= TASK OBJECTIVE =
Please reproduce each of the records below line for line, with no changes.

= EXCERPTED DATA =
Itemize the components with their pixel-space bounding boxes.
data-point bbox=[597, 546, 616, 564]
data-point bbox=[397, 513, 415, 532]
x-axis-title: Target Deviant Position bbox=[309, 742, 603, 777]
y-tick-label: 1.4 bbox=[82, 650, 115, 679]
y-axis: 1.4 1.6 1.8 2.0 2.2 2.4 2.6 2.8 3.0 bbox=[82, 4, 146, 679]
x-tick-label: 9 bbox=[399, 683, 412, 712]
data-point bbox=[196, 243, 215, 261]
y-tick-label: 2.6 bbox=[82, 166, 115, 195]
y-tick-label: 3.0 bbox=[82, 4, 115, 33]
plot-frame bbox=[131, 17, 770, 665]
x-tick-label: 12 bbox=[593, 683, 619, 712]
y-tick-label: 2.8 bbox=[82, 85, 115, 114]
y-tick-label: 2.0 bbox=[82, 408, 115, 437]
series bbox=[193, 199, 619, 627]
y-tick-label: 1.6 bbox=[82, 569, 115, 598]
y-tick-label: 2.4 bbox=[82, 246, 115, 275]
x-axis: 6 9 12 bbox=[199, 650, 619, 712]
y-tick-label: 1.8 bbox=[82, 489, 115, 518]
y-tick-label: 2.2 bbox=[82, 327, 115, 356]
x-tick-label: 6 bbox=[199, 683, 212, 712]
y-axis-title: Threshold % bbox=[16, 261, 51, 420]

= TASK SOLUTION =
Itemize the components with their pixel-space bounding boxes.
data-point bbox=[597, 546, 616, 564]
data-point bbox=[397, 513, 415, 532]
x-axis-title: Target Deviant Position bbox=[309, 742, 603, 777]
y-tick-label: 1.4 bbox=[82, 650, 115, 679]
y-axis: 1.4 1.6 1.8 2.0 2.2 2.4 2.6 2.8 3.0 bbox=[82, 4, 146, 679]
x-tick-label: 9 bbox=[399, 683, 412, 712]
data-point bbox=[196, 243, 215, 261]
y-tick-label: 2.6 bbox=[82, 166, 115, 195]
y-tick-label: 3.0 bbox=[82, 4, 115, 33]
plot-frame bbox=[131, 17, 770, 665]
x-tick-label: 12 bbox=[593, 683, 619, 712]
y-tick-label: 2.8 bbox=[82, 85, 115, 114]
y-tick-label: 2.0 bbox=[82, 408, 115, 437]
series bbox=[193, 199, 619, 627]
y-tick-label: 1.6 bbox=[82, 569, 115, 598]
y-tick-label: 2.4 bbox=[82, 246, 115, 275]
x-axis: 6 9 12 bbox=[199, 650, 619, 712]
y-tick-label: 1.8 bbox=[82, 489, 115, 518]
y-tick-label: 2.2 bbox=[82, 327, 115, 356]
x-tick-label: 6 bbox=[199, 683, 212, 712]
y-axis-title: Threshold % bbox=[16, 261, 51, 420]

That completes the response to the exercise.